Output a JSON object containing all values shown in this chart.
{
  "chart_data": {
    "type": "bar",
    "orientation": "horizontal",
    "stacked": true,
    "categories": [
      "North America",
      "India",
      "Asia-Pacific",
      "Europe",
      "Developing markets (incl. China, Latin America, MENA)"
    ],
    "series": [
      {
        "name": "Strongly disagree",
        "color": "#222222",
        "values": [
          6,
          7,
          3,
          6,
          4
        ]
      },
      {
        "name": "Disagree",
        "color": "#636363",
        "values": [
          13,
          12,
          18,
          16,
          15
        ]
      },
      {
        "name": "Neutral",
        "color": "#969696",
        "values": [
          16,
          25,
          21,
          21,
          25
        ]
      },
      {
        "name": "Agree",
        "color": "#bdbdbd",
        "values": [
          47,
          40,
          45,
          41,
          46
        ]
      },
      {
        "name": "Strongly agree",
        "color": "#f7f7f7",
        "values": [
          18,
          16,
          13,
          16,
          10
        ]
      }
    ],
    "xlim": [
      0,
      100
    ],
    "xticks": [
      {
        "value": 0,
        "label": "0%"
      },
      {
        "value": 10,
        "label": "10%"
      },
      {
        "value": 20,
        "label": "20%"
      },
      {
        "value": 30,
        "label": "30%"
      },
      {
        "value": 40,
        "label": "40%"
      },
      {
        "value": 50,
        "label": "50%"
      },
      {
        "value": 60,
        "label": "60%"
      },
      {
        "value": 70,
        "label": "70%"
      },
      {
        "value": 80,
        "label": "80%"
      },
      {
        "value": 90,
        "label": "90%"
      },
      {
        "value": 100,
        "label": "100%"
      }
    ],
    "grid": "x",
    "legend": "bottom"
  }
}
--- --- ---
▶ [DIRECTIONS FOR THIS TASK]
Restate the whole listing exactly.

▶ [REPLY TO THE TASK]
Output a JSON object containing all values shown in this chart.
{
  "chart_data": {
    "type": "bar",
    "orientation": "horizontal",
    "stacked": true,
    "categories": [
      "North America",
      "India",
      "Asia-Pacific",
      "Europe",
      "Developing markets (incl. China, Latin America, MENA)"
    ],
    "series": [
      {
        "name": "Strongly disagree",
        "color": "#222222",
        "values": [
          6,
          7,
          3,
          6,
          4
        ]
      },
      {
        "name": "Disagree",
        "color": "#636363",
        "values": [
          13,
          12,
          18,
          16,
          15
        ]
      },
      {
        "name": "Neutral",
        "color": "#969696",
        "values": [
          16,
          25,
          21,
          21,
          25
        ]
      },
      {
        "name": "Agree",
        "color": "#bdbdbd",
        "values": [
          47,
          40,
          45,
          41,
          46
        ]
      },
      {
        "name": "Strongly agree",
        "color": "#f7f7f7",
        "values": [
          18,
          16,
          13,
          16,
          10
        ]
      }
    ],
    "xlim": [
      0,
      100
    ],
    "xticks": [
      {
        "value": 0,
        "label": "0%"
      },
      {
        "value": 10,
        "label": "10%"
      },
      {
        "value": 20,
        "label": "20%"
      },
      {
        "value": 30,
        "label": "30%"
      },
      {
        "value": 40,
        "label": "40%"
      },
      {
        "value": 50,
        "label": "50%"
      },
      {
        "value": 60,
        "label": "60%"
      },
      {
        "value": 70,
        "label": "70%"
      },
      {
        "value": 80,
        "label": "80%"
      },
      {
        "value": 90,
        "label": "90%"
      },
      {
        "value": 100,
        "label": "100%"
      }
    ],
    "grid": "x",
    "legend": "bottom"
  }
}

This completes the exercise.